Reproduce the listing word for word. Skip any image.
** BEGIN **
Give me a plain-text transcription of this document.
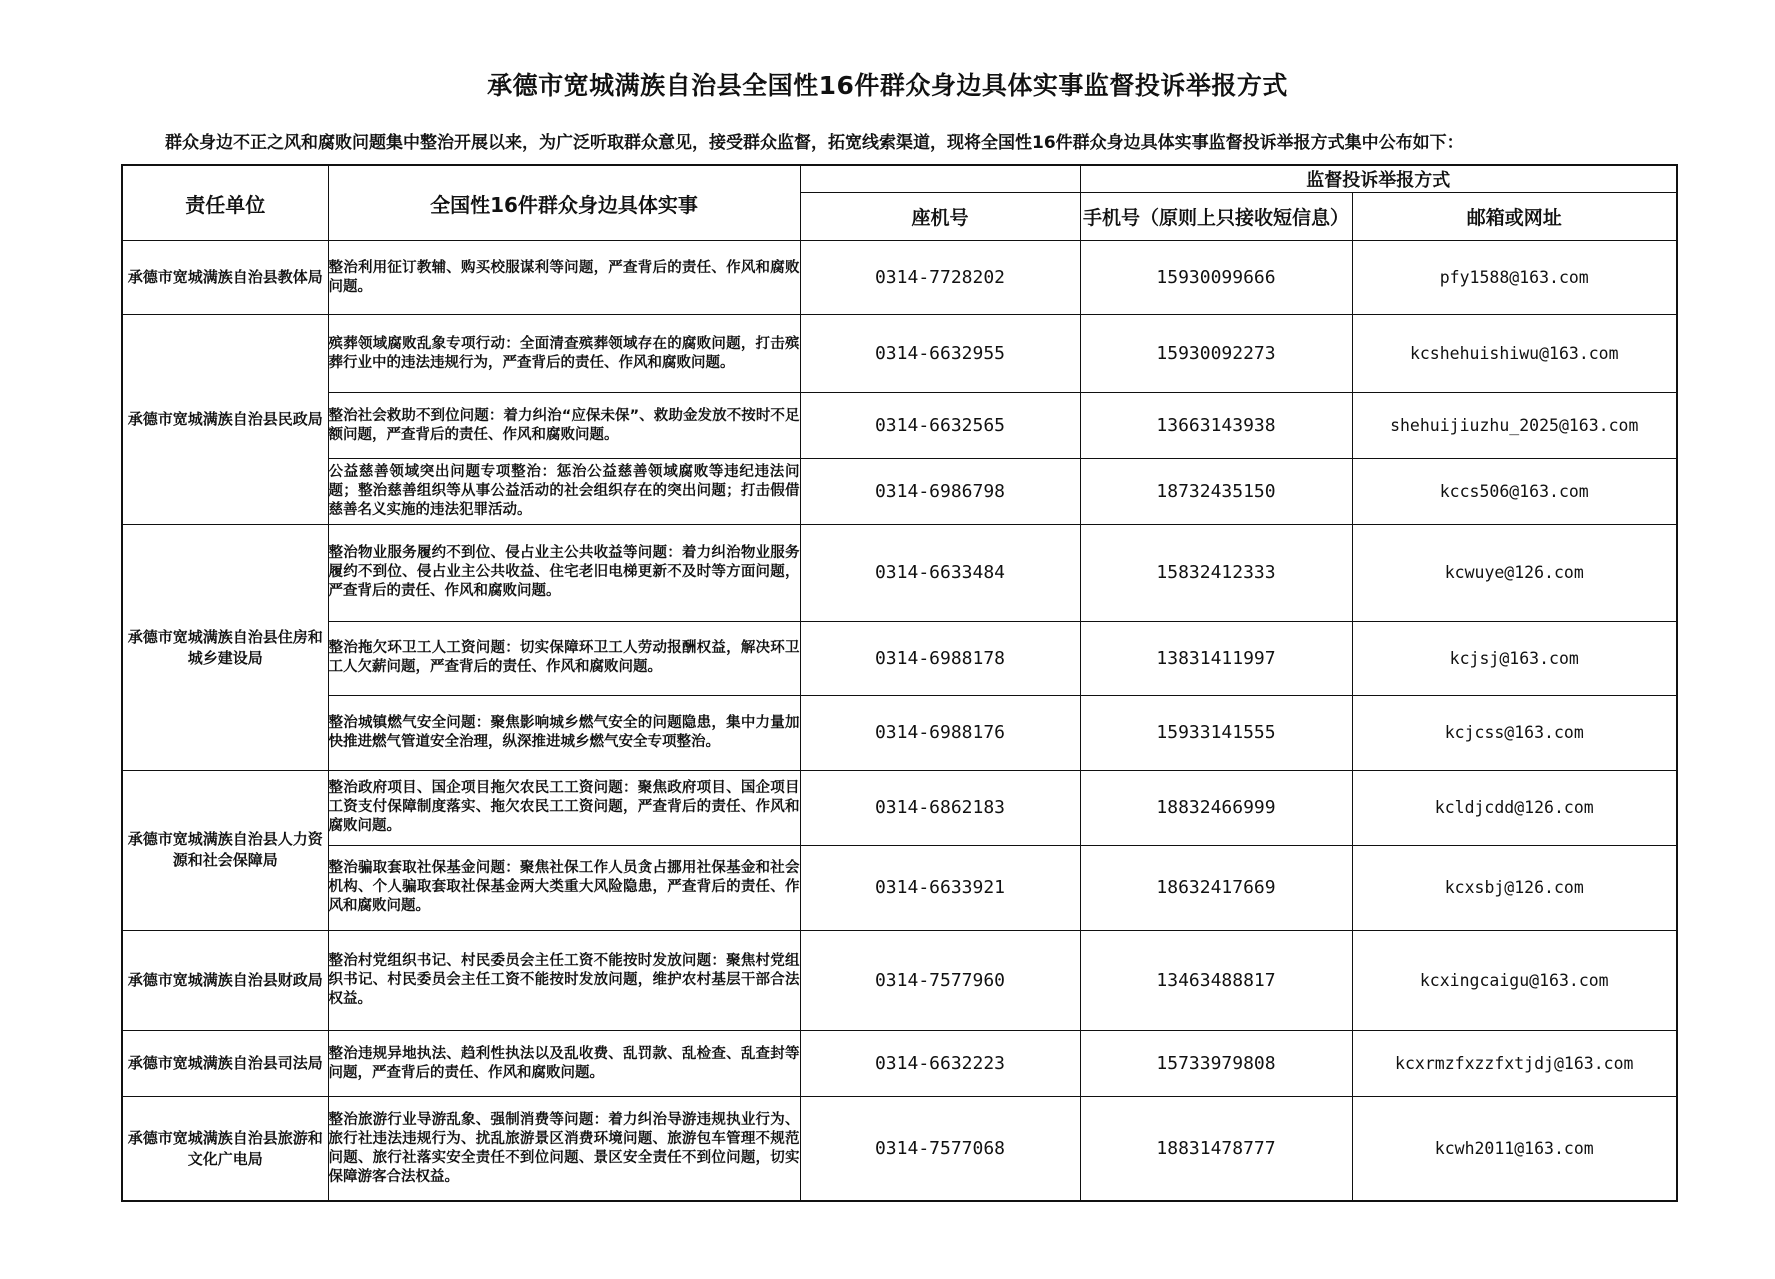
承德市宽城满族自治县全国性16件群众身边具体实事监督投诉举报方式
群众身边不正之风和腐败问题集中整治开展以来，为广泛听取群众意见，接受群众监督，拓宽线索渠道，现将全国性16件群众身边具体实事监督投诉举报方式集中公布如下：
责任单位	全国性16件群众身边具体实事		监督投诉举报方式	
		座机号	手机号（原则上只接收短信息）	邮箱或网址
承德市宽城满族自治县教体局	整治利用征订教辅、购买校服谋利等问题，严查背后的责任、作风和腐败问题。	0314-7728202	15930099666	pfy1588@163.com
承德市宽城满族自治县民政局	殡葬领域腐败乱象专项行动：全面清查殡葬领域存在的腐败问题，打击殡葬行业中的违法违规行为，严查背后的责任、作风和腐败问题。	0314-6632955	15930092273	kcshehuishiwu@163.com
	整治社会救助不到位问题：着力纠治“应保未保”、救助金发放不按时不足额问题，严查背后的责任、作风和腐败问题。	0314-6632565	13663143938	shehuijiuzhu_2025@163.com
	公益慈善领域突出问题专项整治：惩治公益慈善领域腐败等违纪违法问题；整治慈善组织等从事公益活动的社会组织存在的突出问题；打击假借慈善名义实施的违法犯罪活动。	0314-6986798	18732435150	kccs506@163.com
承德市宽城满族自治县住房和城乡建设局	整治物业服务履约不到位、侵占业主公共收益等问题：着力纠治物业服务履约不到位、侵占业主公共收益、住宅老旧电梯更新不及时等方面问题，严查背后的责任、作风和腐败问题。	0314-6633484	15832412333	kcwuye@126.com
	整治拖欠环卫工人工资问题：切实保障环卫工人劳动报酬权益，解决环卫工人欠薪问题，严查背后的责任、作风和腐败问题。	0314-6988178	13831411997	kcjsj@163.com
	整治城镇燃气安全问题：聚焦影响城乡燃气安全的问题隐患，集中力量加快推进燃气管道安全治理，纵深推进城乡燃气安全专项整治。	0314-6988176	15933141555	kcjcss@163.com
承德市宽城满族自治县人力资源和社会保障局	整治政府项目、国企项目拖欠农民工工资问题：聚焦政府项目、国企项目工资支付保障制度落实、拖欠农民工工资问题，严查背后的责任、作风和腐败问题。	0314-6862183	18832466999	kcldjcdd@126.com
	整治骗取套取社保基金问题：聚焦社保工作人员贪占挪用社保基金和社会机构、个人骗取套取社保基金两大类重大风险隐患，严查背后的责任、作风和腐败问题。	0314-6633921	18632417669	kcxsbj@126.com
承德市宽城满族自治县财政局	整治村党组织书记、村民委员会主任工资不能按时发放问题：聚焦村党组织书记、村民委员会主任工资不能按时发放问题，维护农村基层干部合法权益。	0314-7577960	13463488817	kcxingcaigu@163.com
承德市宽城满族自治县司法局	整治违规异地执法、趋利性执法以及乱收费、乱罚款、乱检查、乱查封等问题，严查背后的责任、作风和腐败问题。	0314-6632223	15733979808	kcxrmzfxzzfxtjdj@163.com
承德市宽城满族自治县旅游和文化广电局	整治旅游行业导游乱象、强制消费等问题：着力纠治导游违规执业行为、旅行社违法违规行为、扰乱旅游景区消费环境问题、旅游包车管理不规范问题、旅行社落实安全责任不到位问题、景区安全责任不到位问题，切实保障游客合法权益。	0314-7577068	18831478777	kcwh2011@163.com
** END **
Output for this exercise >>
Give me a plain-text transcription of this document.
承德市宽城满族自治县全国性16件群众身边具体实事监督投诉举报方式
群众身边不正之风和腐败问题集中整治开展以来，为广泛听取群众意见，接受群众监督，拓宽线索渠道，现将全国性16件群众身边具体实事监督投诉举报方式集中公布如下：
责任单位	全国性16件群众身边具体实事		监督投诉举报方式	
		座机号	手机号（原则上只接收短信息）	邮箱或网址
承德市宽城满族自治县教体局	整治利用征订教辅、购买校服谋利等问题，严查背后的责任、作风和腐败问题。	0314-7728202	15930099666	pfy1588@163.com
承德市宽城满族自治县民政局	殡葬领域腐败乱象专项行动：全面清查殡葬领域存在的腐败问题，打击殡葬行业中的违法违规行为，严查背后的责任、作风和腐败问题。	0314-6632955	15930092273	kcshehuishiwu@163.com
	整治社会救助不到位问题：着力纠治“应保未保”、救助金发放不按时不足额问题，严查背后的责任、作风和腐败问题。	0314-6632565	13663143938	shehuijiuzhu_2025@163.com
	公益慈善领域突出问题专项整治：惩治公益慈善领域腐败等违纪违法问题；整治慈善组织等从事公益活动的社会组织存在的突出问题；打击假借慈善名义实施的违法犯罪活动。	0314-6986798	18732435150	kccs506@163.com
承德市宽城满族自治县住房和城乡建设局	整治物业服务履约不到位、侵占业主公共收益等问题：着力纠治物业服务履约不到位、侵占业主公共收益、住宅老旧电梯更新不及时等方面问题，严查背后的责任、作风和腐败问题。	0314-6633484	15832412333	kcwuye@126.com
	整治拖欠环卫工人工资问题：切实保障环卫工人劳动报酬权益，解决环卫工人欠薪问题，严查背后的责任、作风和腐败问题。	0314-6988178	13831411997	kcjsj@163.com
	整治城镇燃气安全问题：聚焦影响城乡燃气安全的问题隐患，集中力量加快推进燃气管道安全治理，纵深推进城乡燃气安全专项整治。	0314-6988176	15933141555	kcjcss@163.com
承德市宽城满族自治县人力资源和社会保障局	整治政府项目、国企项目拖欠农民工工资问题：聚焦政府项目、国企项目工资支付保障制度落实、拖欠农民工工资问题，严查背后的责任、作风和腐败问题。	0314-6862183	18832466999	kcldjcdd@126.com
	整治骗取套取社保基金问题：聚焦社保工作人员贪占挪用社保基金和社会机构、个人骗取套取社保基金两大类重大风险隐患，严查背后的责任、作风和腐败问题。	0314-6633921	18632417669	kcxsbj@126.com
承德市宽城满族自治县财政局	整治村党组织书记、村民委员会主任工资不能按时发放问题：聚焦村党组织书记、村民委员会主任工资不能按时发放问题，维护农村基层干部合法权益。	0314-7577960	13463488817	kcxingcaigu@163.com
承德市宽城满族自治县司法局	整治违规异地执法、趋利性执法以及乱收费、乱罚款、乱检查、乱查封等问题，严查背后的责任、作风和腐败问题。	0314-6632223	15733979808	kcxrmzfxzzfxtjdj@163.com
承德市宽城满族自治县旅游和文化广电局	整治旅游行业导游乱象、强制消费等问题：着力纠治导游违规执业行为、旅行社违法违规行为、扰乱旅游景区消费环境问题、旅游包车管理不规范问题、旅行社落实安全责任不到位问题、景区安全责任不到位问题，切实保障游客合法权益。	0314-7577068	18831478777	kcwh2011@163.com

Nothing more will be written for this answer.